TASK PROMPT
Gather each line in the entries that includes the string "súčty".

RECORDS FOR THE EXERCISE
○ ○ ○
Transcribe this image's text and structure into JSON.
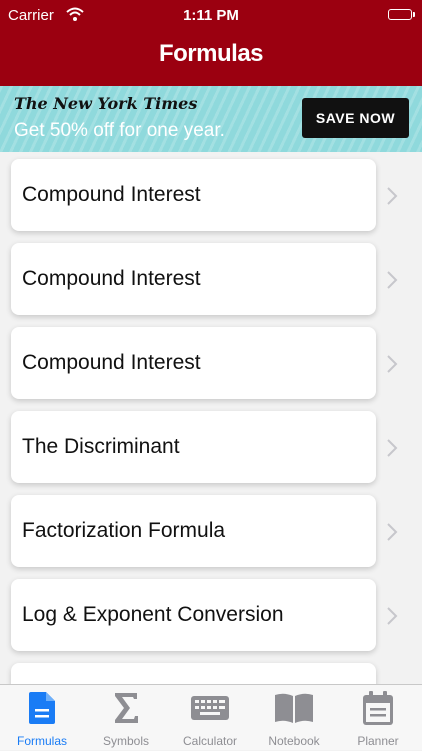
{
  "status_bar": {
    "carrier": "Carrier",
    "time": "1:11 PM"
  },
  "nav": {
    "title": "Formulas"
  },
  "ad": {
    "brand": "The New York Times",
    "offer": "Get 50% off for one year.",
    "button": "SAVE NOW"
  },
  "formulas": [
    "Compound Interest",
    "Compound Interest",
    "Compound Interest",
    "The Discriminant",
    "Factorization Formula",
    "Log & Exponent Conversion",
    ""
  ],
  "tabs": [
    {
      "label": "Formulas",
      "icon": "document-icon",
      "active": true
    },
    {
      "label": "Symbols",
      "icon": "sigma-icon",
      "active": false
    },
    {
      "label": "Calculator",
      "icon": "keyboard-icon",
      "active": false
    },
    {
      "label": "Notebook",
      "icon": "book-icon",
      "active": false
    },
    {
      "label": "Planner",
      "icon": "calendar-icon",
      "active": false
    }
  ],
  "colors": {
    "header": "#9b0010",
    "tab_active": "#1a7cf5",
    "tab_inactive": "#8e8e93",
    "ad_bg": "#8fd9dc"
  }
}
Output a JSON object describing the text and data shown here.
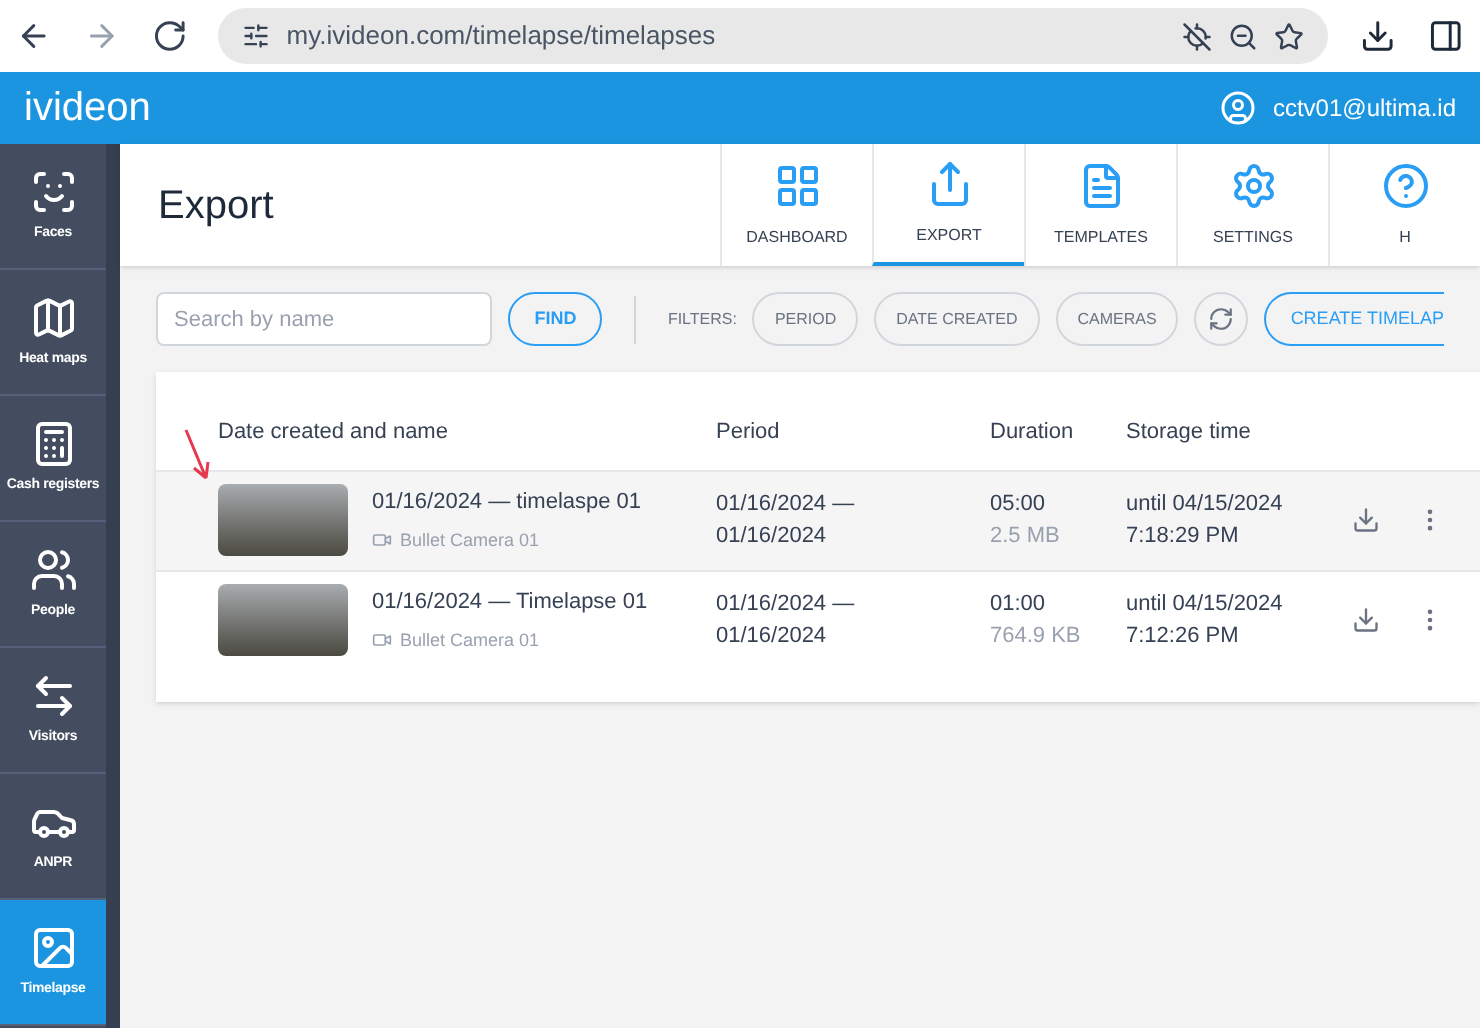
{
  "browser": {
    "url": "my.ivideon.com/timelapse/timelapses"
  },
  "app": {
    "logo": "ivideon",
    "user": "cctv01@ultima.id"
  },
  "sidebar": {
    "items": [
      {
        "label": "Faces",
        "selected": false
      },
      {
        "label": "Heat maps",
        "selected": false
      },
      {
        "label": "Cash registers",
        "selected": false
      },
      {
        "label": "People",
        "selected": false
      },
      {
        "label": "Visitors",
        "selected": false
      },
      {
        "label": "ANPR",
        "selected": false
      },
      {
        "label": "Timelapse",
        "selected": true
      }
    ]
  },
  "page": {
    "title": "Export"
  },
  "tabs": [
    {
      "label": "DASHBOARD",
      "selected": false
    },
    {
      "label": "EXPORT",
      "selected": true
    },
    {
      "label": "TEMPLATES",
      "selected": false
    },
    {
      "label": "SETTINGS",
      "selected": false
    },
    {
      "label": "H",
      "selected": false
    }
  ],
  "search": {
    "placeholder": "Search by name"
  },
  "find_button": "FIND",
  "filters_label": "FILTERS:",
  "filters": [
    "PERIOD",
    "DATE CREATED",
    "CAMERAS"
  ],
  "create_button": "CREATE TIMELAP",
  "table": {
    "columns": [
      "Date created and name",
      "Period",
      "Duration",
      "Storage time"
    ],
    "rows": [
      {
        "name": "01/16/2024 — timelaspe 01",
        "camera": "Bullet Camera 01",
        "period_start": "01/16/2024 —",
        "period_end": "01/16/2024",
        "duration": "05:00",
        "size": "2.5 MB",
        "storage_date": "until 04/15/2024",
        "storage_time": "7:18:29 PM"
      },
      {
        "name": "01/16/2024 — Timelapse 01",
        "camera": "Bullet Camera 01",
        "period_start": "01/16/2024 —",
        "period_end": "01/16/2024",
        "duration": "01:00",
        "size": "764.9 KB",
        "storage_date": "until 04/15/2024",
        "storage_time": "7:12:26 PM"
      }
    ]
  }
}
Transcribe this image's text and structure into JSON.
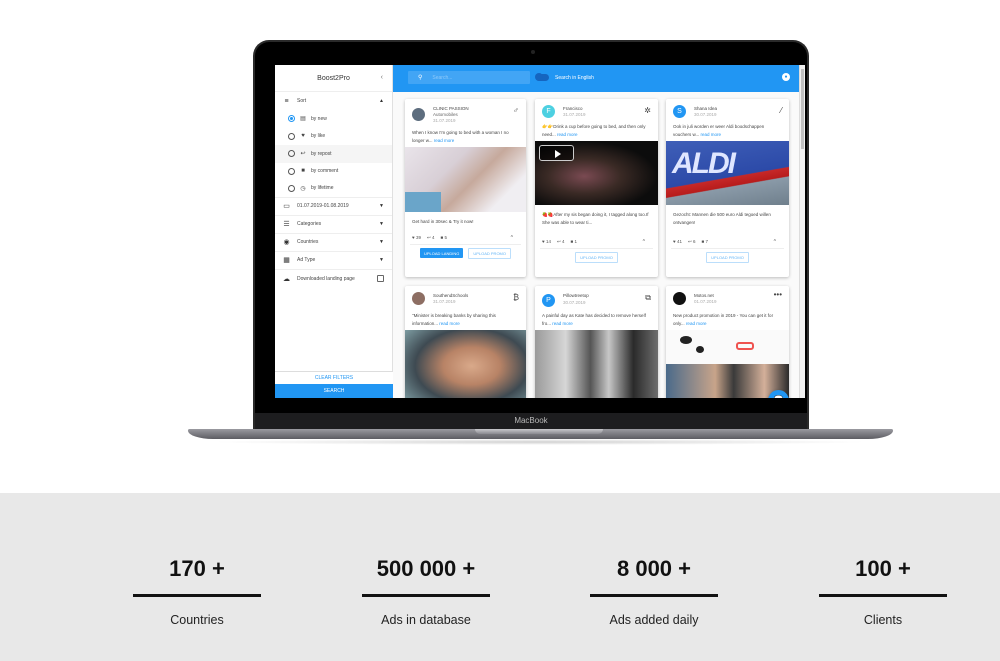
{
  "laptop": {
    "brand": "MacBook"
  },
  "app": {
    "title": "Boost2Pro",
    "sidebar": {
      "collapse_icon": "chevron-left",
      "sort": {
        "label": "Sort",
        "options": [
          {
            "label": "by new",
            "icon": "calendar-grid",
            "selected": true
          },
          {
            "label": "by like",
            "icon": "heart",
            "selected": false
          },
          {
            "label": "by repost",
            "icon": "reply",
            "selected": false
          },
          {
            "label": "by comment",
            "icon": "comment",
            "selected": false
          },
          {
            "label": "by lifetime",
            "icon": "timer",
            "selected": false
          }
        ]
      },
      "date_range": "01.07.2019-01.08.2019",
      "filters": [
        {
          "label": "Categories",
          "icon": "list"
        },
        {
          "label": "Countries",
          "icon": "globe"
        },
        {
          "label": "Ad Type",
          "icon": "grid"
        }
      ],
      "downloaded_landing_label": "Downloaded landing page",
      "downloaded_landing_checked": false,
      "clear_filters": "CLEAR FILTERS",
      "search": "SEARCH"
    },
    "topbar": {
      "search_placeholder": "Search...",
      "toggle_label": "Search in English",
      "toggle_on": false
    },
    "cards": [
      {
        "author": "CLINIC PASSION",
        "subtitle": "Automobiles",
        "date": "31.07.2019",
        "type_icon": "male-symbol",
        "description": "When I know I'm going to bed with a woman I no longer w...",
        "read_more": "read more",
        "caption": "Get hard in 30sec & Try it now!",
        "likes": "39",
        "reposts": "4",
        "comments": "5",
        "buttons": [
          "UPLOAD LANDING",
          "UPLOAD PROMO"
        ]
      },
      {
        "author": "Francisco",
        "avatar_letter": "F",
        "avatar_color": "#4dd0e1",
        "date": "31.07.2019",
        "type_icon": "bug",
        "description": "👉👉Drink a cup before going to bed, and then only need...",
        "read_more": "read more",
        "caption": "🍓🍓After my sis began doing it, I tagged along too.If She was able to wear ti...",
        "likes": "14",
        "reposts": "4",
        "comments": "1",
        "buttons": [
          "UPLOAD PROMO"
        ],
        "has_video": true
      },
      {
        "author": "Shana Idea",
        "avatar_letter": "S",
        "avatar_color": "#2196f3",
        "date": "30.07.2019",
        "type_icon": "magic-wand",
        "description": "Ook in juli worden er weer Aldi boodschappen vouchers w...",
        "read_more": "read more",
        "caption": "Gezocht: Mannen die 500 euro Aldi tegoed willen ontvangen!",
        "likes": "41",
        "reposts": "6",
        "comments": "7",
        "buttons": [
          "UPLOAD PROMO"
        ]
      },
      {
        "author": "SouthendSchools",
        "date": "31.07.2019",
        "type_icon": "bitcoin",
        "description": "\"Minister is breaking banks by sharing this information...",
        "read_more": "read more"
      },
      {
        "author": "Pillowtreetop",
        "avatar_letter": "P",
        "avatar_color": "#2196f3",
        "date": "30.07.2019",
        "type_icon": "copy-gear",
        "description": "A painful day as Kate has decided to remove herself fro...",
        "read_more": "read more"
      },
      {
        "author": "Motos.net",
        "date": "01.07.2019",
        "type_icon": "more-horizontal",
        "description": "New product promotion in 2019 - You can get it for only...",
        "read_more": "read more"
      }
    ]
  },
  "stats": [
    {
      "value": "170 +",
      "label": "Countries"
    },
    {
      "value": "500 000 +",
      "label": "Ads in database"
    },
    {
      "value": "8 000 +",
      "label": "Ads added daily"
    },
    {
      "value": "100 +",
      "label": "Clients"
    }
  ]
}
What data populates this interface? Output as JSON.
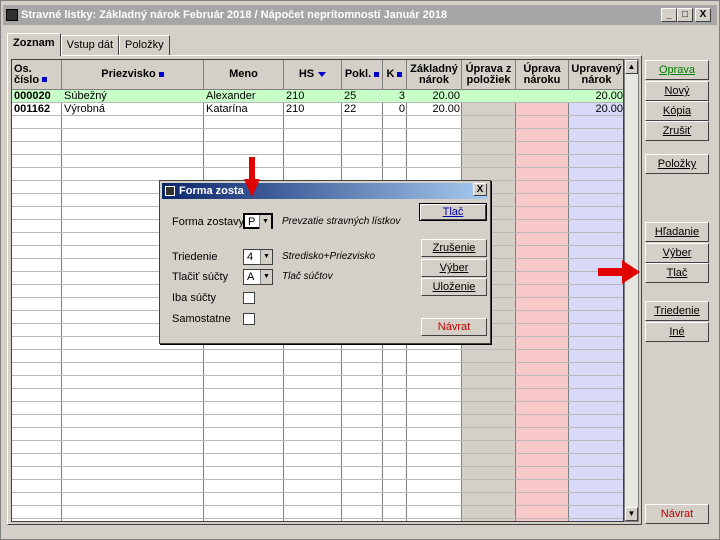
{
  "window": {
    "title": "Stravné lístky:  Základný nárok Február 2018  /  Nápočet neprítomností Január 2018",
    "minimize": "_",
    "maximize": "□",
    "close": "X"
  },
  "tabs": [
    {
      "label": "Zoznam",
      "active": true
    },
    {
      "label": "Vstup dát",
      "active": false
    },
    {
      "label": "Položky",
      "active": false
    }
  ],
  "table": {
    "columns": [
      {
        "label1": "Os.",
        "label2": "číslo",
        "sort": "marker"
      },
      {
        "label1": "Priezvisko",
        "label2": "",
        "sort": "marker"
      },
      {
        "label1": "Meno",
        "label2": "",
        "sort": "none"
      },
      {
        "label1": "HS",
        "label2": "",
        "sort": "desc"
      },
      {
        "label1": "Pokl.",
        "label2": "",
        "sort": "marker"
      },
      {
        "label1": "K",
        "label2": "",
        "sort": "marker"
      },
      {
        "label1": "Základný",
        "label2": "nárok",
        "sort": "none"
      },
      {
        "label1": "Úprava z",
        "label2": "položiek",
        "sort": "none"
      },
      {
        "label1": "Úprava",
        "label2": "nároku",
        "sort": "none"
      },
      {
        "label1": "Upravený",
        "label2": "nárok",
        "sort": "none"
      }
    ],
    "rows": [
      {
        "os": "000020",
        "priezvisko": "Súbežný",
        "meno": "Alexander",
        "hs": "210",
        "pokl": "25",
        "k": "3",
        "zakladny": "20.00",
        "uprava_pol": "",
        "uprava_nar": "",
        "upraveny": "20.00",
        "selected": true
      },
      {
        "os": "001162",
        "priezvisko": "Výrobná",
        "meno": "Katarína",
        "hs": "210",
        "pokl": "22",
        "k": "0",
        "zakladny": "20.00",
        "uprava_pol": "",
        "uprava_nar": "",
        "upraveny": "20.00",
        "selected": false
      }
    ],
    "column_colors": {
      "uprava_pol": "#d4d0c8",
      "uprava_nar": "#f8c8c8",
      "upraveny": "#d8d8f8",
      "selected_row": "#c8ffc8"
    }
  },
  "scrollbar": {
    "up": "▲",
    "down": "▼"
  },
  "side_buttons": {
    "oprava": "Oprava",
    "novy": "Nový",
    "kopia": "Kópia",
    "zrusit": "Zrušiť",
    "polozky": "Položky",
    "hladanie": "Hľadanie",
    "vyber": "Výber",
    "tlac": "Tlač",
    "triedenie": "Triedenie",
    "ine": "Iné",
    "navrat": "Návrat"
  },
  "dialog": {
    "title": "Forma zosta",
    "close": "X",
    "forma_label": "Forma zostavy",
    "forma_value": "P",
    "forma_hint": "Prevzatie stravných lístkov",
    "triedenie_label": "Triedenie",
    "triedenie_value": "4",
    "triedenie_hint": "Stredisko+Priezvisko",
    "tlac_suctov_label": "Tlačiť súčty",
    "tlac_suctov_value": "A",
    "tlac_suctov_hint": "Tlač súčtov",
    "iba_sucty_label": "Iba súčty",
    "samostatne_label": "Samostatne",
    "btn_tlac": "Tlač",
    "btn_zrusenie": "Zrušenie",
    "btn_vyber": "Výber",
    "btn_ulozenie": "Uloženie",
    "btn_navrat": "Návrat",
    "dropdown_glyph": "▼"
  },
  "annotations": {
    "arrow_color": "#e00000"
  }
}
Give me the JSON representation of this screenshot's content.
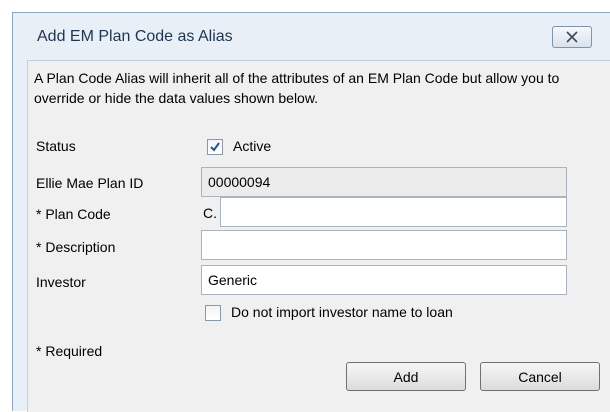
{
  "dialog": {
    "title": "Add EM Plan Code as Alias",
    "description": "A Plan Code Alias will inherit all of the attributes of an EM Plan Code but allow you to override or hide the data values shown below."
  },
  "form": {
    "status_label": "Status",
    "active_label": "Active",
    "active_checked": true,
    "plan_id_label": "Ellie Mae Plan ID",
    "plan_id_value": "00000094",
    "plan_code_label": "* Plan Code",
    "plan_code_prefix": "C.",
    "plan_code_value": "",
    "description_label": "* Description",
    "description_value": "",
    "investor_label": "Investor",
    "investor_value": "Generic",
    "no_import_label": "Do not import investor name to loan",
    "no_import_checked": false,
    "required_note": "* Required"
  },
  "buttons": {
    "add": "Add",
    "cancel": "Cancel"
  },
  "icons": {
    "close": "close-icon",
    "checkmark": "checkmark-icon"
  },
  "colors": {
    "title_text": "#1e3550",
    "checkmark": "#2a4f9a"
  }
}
○ ○ ○
ANSWER BELOW
    "tlac_suctov_label": "Tlačiť súčty",
    "iba_sucty_label": "Iba súčty",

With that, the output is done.